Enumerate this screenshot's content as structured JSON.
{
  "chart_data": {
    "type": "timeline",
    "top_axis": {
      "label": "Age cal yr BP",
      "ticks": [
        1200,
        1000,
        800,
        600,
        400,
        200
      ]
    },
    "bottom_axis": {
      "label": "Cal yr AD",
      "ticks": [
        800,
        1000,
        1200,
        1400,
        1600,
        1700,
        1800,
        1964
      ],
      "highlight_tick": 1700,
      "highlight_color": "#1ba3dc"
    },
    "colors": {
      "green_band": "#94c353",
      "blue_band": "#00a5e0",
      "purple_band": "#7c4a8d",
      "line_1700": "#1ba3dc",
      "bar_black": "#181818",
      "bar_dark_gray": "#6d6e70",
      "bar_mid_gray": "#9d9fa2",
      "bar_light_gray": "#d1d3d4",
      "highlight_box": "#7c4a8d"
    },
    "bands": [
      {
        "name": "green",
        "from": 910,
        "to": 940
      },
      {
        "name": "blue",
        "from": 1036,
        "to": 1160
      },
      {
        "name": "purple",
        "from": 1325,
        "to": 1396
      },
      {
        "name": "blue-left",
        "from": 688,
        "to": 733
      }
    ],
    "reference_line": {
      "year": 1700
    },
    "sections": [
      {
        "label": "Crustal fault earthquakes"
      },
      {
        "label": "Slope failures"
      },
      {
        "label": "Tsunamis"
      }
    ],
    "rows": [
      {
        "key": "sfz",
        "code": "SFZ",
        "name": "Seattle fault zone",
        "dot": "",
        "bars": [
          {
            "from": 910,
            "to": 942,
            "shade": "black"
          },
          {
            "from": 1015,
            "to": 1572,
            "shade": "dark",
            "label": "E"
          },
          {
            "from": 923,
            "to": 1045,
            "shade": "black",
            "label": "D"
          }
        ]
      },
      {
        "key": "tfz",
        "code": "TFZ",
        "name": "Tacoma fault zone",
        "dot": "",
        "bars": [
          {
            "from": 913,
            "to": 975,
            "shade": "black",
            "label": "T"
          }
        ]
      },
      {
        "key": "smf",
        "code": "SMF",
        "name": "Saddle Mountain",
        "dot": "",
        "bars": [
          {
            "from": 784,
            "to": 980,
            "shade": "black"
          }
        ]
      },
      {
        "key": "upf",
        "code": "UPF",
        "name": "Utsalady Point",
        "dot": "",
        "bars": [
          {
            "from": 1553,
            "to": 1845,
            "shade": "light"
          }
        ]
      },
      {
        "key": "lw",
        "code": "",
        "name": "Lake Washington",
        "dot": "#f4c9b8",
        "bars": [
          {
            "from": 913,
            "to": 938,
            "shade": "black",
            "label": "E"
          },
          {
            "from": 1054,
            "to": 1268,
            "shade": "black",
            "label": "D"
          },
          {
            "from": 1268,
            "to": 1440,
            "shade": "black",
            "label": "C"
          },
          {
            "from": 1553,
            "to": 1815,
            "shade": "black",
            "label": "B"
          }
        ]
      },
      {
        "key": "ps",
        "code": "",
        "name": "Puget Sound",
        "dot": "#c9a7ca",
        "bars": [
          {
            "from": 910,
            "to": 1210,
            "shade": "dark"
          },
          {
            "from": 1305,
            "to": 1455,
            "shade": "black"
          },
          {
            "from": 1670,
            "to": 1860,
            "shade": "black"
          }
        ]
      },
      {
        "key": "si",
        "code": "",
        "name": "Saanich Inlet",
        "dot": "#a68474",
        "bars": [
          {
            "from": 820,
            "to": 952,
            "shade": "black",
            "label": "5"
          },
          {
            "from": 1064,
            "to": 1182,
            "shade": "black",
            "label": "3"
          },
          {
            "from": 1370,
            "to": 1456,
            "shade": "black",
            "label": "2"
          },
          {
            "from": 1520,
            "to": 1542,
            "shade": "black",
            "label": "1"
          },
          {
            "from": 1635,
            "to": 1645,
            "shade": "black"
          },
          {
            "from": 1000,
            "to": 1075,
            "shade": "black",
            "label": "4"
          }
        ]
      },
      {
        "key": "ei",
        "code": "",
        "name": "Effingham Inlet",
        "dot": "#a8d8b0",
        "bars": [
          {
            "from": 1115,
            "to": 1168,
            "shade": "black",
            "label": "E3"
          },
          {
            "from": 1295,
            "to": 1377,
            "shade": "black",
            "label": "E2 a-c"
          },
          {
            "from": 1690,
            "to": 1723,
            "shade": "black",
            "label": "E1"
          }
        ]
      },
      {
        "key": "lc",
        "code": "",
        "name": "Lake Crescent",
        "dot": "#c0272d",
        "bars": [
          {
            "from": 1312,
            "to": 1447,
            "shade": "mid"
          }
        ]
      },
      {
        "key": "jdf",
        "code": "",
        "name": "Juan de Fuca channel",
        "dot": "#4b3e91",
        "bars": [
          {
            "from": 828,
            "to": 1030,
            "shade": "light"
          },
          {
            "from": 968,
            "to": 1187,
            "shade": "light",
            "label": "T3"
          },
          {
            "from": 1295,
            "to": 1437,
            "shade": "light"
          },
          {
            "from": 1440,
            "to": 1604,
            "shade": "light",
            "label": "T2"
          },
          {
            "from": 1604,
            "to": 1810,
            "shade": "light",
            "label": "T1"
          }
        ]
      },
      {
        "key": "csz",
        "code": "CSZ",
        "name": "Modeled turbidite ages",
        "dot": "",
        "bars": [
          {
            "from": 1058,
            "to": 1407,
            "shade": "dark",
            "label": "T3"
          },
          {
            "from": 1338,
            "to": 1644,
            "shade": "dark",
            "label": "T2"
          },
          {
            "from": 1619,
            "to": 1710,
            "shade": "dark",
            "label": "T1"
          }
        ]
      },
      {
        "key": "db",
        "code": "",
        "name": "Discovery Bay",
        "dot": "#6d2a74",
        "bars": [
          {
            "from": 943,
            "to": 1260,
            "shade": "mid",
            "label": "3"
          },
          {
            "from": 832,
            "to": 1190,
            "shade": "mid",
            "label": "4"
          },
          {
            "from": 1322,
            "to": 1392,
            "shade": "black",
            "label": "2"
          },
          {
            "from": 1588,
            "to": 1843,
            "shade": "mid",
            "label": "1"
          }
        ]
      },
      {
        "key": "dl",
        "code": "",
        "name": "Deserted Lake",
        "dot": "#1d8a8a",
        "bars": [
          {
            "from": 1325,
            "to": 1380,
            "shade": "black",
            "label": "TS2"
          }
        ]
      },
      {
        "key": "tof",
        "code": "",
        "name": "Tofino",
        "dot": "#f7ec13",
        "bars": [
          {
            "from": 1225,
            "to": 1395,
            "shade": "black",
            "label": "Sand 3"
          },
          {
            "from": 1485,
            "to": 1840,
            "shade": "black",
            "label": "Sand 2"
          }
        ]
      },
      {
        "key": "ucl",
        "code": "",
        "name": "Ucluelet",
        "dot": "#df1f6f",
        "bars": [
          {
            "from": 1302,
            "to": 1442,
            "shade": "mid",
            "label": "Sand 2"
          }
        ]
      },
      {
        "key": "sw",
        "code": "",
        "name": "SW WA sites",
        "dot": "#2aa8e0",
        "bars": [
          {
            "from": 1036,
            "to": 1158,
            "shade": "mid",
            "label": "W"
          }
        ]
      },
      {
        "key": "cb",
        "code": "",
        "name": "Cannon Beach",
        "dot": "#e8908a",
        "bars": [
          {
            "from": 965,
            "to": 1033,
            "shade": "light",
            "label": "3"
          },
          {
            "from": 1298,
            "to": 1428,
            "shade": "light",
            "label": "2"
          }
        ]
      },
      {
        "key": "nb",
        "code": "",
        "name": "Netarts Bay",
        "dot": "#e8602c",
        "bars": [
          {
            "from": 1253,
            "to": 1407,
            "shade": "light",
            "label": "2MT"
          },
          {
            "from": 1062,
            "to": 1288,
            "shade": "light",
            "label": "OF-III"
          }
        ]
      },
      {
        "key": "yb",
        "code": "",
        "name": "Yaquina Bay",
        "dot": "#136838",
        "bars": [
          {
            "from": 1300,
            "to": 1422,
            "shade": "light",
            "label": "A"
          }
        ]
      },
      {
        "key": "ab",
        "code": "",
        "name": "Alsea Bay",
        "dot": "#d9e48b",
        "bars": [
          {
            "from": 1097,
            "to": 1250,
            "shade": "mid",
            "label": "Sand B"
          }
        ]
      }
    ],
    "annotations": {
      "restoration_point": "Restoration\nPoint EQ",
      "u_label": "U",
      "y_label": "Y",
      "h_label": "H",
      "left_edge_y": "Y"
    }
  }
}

- Problem description
Copy all lines from the data that hold the word "Sand".

- Task answer
            "label": "Sand 3"
            "label": "Sand 2"
            "label": "Sand 2"
            "label": "Sand B"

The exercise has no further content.